Passage »
* * *
Re: Streaming Audio to CAPI



Hi,

Kinfe Tadesse wrote:

I am using C++ compiler. But I use C standard functions here and there
when I feel they are easier.

If it's C, you're invading the implementation namespace here by using
an identifier starting with an underscore. Don't do that, as it leads
to undefined behaviour. From a C point of view _DATA_B3_R might very
well expand to system("format c: /y") or something similar.


What?? I didn't know this. "format C:/y"? This is the most catastrophic
thing I can imagine. If you really meant it, it is something I want to
share with many other people using C.

Hmmm, I don't know if that holds true with C++ -- I haven't even read
the C++ ISO standard, while I could probably recite the ISO C
standard. There are some pitfalls indeed -- identifiers starting with
underscores are prohibited for users, as are identifiers starting with
"str" after including <string.h> and so on.

While of course in reality _DATA_B3_R won't be defined by your
C-compiler to "format c: /y" or similar, it legally could and there'd
be no one you could sue. As soon as you leave the realms of defined
behaviour everything becomes undefined by definition. Heh. Pun
intended.

[lots of snippage]

I'd recommend writing a bunch of encoder/decoder functions which
write to/read from a buffer (an array of bytes, that is). Get started by
implementing something like write_byte(), write_word(), write_length()
and so on. You could for example even have a begin_struct() and
end_struct() pair of functions which could be called nestedly.
end_struct() could then prefix everything that has been written to the
buffer since the last call to begin_struct() with a length prefix
coded according to CAPI as 1 or 3 bytes.

You see where we are going here?

There's plenty of both commercial and non-commercial CAPI software
written in that kind of naive way you're trying. Sooner or later all
such software does break.
* * *
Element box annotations
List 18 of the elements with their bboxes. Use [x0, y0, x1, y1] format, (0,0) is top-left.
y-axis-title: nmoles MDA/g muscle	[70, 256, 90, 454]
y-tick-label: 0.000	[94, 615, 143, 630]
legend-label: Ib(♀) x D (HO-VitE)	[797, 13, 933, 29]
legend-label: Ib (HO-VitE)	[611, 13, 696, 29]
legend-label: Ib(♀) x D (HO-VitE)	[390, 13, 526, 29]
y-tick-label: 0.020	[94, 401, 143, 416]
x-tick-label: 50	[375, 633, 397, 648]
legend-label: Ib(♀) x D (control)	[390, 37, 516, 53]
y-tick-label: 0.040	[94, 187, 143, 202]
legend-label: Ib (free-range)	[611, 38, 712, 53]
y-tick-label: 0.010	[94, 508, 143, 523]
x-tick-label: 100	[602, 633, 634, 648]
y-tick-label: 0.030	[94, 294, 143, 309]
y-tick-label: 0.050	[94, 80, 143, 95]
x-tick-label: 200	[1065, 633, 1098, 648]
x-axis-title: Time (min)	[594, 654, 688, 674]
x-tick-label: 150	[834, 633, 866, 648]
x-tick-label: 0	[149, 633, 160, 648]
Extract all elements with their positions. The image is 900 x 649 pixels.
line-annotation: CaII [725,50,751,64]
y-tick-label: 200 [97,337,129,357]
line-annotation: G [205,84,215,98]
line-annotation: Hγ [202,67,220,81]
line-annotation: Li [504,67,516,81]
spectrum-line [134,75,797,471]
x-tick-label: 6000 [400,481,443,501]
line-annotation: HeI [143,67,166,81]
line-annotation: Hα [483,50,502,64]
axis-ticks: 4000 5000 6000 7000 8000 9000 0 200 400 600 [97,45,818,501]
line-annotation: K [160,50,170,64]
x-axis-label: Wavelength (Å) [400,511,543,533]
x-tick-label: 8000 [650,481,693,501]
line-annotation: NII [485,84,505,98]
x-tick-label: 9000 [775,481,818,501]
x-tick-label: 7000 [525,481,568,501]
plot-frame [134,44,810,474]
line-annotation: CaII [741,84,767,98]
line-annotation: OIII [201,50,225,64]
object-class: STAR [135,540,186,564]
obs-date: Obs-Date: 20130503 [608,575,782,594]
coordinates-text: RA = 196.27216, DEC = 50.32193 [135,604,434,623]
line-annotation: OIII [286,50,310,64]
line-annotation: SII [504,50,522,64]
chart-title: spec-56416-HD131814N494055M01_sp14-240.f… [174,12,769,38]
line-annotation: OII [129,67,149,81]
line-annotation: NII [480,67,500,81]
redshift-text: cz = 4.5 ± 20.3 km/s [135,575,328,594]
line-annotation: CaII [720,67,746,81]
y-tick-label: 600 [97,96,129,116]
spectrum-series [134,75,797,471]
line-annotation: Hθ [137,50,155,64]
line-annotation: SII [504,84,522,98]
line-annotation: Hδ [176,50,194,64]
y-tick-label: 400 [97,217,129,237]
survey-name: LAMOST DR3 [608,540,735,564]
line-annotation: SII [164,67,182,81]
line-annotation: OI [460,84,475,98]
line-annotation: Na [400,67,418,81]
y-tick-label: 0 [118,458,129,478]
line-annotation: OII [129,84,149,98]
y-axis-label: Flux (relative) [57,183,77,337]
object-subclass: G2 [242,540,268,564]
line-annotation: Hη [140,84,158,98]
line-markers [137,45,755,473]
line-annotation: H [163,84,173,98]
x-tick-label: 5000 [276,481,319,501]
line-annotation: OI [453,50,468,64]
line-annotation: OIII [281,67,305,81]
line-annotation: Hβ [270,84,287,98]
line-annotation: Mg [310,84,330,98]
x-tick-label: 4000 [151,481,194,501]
* * *
Tasks to complete »
- a) In the CAPI post, name every function the paragraph beginning "I'd recommend writing" suggests implementing.
- b) Translate this sentence from the CAPI post into Spanish: "As soon as you leave the realms of defined behaviour everything becomes undefined by definition."

List of solutions »
- a) write_byte(), write_word(), write_length(), begin_struct(), end_struct()

- b) En cuanto abandonas el terreno del comportamiento definido, todo se vuelve indefinido por definición.